→ **Task instructions**
Of all the lines in the records, how many hold the word "Information"? Answer with the number only.

→ **Items from a data source**
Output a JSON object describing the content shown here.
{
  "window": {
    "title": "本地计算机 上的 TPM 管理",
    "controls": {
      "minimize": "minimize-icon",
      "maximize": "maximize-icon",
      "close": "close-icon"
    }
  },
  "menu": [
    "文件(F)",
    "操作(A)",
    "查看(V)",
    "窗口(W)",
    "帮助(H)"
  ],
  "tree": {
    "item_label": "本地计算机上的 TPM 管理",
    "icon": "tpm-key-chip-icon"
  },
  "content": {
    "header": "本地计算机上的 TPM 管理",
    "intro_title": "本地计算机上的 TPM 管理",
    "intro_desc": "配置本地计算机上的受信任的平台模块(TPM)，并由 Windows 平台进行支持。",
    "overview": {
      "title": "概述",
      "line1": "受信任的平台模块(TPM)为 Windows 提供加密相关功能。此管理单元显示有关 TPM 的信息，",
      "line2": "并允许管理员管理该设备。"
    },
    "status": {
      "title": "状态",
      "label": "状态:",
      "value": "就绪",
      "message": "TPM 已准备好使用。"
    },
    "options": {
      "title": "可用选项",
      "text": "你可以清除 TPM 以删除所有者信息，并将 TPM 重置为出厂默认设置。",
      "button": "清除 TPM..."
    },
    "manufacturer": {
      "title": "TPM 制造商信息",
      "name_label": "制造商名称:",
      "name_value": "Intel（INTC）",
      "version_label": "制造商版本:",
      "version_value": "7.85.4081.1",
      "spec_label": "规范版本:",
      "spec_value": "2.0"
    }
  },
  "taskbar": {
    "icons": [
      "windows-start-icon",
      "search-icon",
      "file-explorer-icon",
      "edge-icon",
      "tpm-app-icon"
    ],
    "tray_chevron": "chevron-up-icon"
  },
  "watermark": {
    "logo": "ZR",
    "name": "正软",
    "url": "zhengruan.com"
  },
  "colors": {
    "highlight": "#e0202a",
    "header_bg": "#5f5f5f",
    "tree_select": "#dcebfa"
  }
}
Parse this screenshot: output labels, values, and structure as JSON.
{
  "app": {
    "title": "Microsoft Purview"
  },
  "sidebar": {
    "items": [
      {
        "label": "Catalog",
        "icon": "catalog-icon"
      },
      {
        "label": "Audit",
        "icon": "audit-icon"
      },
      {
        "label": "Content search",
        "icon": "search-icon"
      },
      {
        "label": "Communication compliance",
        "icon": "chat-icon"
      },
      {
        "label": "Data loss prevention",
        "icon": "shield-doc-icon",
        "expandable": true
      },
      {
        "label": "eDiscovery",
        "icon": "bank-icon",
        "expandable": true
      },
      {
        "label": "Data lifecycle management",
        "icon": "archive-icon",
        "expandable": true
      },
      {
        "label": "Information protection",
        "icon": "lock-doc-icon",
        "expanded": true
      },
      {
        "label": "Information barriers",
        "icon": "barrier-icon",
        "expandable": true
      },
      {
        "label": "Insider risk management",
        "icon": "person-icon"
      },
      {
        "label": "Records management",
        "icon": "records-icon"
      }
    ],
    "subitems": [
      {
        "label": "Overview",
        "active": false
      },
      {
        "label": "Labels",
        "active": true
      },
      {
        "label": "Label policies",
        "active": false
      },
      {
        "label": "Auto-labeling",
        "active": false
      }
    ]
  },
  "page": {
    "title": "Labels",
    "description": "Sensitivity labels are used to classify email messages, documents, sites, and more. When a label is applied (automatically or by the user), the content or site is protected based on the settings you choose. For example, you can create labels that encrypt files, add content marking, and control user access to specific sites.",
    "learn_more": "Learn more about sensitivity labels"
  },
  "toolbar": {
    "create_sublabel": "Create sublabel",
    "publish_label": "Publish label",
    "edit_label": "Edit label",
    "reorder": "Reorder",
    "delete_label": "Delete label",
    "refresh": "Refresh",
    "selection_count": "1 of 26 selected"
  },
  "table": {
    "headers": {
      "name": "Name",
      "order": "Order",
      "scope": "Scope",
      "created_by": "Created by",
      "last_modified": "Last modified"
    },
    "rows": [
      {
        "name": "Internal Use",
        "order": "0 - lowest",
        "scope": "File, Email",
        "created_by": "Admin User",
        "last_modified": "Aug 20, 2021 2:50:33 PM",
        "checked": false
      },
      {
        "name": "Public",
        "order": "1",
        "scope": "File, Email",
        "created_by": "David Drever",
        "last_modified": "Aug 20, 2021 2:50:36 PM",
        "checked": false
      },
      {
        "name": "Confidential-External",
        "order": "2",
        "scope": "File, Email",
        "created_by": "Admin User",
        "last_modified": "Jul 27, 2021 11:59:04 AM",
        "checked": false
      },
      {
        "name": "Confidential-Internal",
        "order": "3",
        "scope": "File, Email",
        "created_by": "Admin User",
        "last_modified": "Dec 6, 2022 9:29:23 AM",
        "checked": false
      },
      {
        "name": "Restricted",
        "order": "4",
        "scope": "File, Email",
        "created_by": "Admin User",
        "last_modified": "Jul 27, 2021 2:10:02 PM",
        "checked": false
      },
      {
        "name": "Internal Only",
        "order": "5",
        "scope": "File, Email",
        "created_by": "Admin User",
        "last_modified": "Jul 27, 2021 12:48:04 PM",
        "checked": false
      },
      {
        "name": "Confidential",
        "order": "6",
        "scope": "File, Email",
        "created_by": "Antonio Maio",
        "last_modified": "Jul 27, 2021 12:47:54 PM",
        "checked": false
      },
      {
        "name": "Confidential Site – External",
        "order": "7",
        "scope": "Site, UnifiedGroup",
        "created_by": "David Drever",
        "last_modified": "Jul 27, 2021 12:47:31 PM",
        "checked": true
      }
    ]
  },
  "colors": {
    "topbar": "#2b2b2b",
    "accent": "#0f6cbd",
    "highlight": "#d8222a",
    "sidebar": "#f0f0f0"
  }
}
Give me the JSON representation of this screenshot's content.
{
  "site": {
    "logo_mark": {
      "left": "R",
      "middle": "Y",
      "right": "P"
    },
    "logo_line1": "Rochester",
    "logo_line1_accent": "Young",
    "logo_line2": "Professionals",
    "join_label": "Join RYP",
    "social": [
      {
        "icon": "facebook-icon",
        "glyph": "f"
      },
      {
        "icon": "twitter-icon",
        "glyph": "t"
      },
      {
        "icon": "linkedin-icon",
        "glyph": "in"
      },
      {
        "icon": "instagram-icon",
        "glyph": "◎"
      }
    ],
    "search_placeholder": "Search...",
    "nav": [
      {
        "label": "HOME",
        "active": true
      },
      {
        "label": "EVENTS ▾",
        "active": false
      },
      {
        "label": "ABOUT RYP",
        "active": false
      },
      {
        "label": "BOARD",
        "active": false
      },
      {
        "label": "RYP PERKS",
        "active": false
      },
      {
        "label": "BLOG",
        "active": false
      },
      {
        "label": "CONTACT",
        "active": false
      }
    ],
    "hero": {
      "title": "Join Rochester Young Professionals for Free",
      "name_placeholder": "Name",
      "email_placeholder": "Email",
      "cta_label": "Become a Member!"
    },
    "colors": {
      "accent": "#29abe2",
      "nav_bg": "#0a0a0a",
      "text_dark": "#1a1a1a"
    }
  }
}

→ **Exercise answer**
2